Transcribe each record exactly. Include every one.

***** THE INPUT *****

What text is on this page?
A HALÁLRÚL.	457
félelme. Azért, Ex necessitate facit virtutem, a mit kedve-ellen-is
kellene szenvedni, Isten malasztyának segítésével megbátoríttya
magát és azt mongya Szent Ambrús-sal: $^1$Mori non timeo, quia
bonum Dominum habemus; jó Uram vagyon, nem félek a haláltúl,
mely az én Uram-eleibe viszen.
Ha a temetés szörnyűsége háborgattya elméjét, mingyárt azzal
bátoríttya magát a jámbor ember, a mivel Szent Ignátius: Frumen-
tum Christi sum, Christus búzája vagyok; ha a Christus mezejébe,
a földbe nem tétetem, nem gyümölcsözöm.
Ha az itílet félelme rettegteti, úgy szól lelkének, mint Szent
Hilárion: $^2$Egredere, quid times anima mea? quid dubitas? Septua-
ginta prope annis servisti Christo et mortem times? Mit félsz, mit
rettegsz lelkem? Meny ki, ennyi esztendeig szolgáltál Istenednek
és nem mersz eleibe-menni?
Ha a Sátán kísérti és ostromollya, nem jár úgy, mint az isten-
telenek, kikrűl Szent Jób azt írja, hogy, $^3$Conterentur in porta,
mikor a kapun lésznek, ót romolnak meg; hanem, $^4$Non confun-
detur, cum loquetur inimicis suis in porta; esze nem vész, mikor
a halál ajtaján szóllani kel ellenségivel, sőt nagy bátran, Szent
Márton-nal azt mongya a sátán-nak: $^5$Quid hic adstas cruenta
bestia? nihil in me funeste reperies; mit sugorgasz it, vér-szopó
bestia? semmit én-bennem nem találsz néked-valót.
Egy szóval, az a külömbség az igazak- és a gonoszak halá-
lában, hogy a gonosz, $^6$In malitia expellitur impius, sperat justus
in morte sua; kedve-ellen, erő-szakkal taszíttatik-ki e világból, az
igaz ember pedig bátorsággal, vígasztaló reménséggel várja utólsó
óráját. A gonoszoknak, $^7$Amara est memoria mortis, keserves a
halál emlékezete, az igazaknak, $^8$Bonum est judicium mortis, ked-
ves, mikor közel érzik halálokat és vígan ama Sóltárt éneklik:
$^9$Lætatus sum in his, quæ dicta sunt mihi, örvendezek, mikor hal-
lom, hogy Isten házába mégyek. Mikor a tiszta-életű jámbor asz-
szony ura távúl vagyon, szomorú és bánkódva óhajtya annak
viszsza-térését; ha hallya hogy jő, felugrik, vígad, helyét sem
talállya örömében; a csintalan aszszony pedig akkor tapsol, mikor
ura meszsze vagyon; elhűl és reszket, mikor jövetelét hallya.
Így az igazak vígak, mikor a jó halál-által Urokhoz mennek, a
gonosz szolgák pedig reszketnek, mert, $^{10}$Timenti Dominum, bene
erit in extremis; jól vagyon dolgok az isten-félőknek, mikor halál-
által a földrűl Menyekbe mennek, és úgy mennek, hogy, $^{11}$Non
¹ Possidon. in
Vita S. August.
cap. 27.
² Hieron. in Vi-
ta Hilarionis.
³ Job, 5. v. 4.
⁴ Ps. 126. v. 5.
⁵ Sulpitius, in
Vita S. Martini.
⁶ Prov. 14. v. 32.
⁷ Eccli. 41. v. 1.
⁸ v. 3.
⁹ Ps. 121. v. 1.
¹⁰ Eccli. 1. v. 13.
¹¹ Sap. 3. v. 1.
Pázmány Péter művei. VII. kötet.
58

*****

*TASK RESPONSE*:
What text is on this page?
A HALÁLRÚL.	457
félelme. Azért, Ex necessitate facit virtutem, a mit kedve-ellen-is
kellene szenvedni, Isten malasztyának segítésével megbátoríttya
magát és azt mongya Szent Ambrús-sal: $^1$Mori non timeo, quia
bonum Dominum habemus; jó Uram vagyon, nem félek a haláltúl,
mely az én Uram-eleibe viszen.
Ha a temetés szörnyűsége háborgattya elméjét, mingyárt azzal
bátoríttya magát a jámbor ember, a mivel Szent Ignátius: Frumen-
tum Christi sum, Christus búzája vagyok; ha a Christus mezejébe,
a földbe nem tétetem, nem gyümölcsözöm.
Ha az itílet félelme rettegteti, úgy szól lelkének, mint Szent
Hilárion: $^2$Egredere, quid times anima mea? quid dubitas? Septua-
ginta prope annis servisti Christo et mortem times? Mit félsz, mit
rettegsz lelkem? Meny ki, ennyi esztendeig szolgáltál Istenednek
és nem mersz eleibe-menni?
Ha a Sátán kísérti és ostromollya, nem jár úgy, mint az isten-
telenek, kikrűl Szent Jób azt írja, hogy, $^3$Conterentur in porta,
mikor a kapun lésznek, ót romolnak meg; hanem, $^4$Non confun-
detur, cum loquetur inimicis suis in porta; esze nem vész, mikor
a halál ajtaján szóllani kel ellenségivel, sőt nagy bátran, Szent
Márton-nal azt mongya a sátán-nak: $^5$Quid hic adstas cruenta
bestia? nihil in me funeste reperies; mit sugorgasz it, vér-szopó
bestia? semmit én-bennem nem találsz néked-valót.
Egy szóval, az a külömbség az igazak- és a gonoszak halá-
lában, hogy a gonosz, $^6$In malitia expellitur impius, sperat justus
in morte sua; kedve-ellen, erő-szakkal taszíttatik-ki e világból, az
igaz ember pedig bátorsággal, vígasztaló reménséggel várja utólsó
óráját. A gonoszoknak, $^7$Amara est memoria mortis, keserves a
halál emlékezete, az igazaknak, $^8$Bonum est judicium mortis, ked-
ves, mikor közel érzik halálokat és vígan ama Sóltárt éneklik:
$^9$Lætatus sum in his, quæ dicta sunt mihi, örvendezek, mikor hal-
lom, hogy Isten házába mégyek. Mikor a tiszta-életű jámbor asz-
szony ura távúl vagyon, szomorú és bánkódva óhajtya annak
viszsza-térését; ha hallya hogy jő, felugrik, vígad, helyét sem
talállya örömében; a csintalan aszszony pedig akkor tapsol, mikor
ura meszsze vagyon; elhűl és reszket, mikor jövetelét hallya.
Így az igazak vígak, mikor a jó halál-által Urokhoz mennek, a
gonosz szolgák pedig reszketnek, mert, $^{10}$Timenti Dominum, bene
erit in extremis; jól vagyon dolgok az isten-félőknek, mikor halál-
által a földrűl Menyekbe mennek, és úgy mennek, hogy, $^{11}$Non
¹ Possidon. in
Vita S. August.
cap. 27.
² Hieron. in Vi-
ta Hilarionis.
³ Job, 5. v. 4.
⁴ Ps. 126. v. 5.
⁵ Sulpitius, in
Vita S. Martini.
⁶ Prov. 14. v. 32.
⁷ Eccli. 41. v. 1.
⁸ v. 3.
⁹ Ps. 121. v. 1.
¹⁰ Eccli. 1. v. 13.
¹¹ Sap. 3. v. 1.
Pázmány Péter művei. VII. kötet.
58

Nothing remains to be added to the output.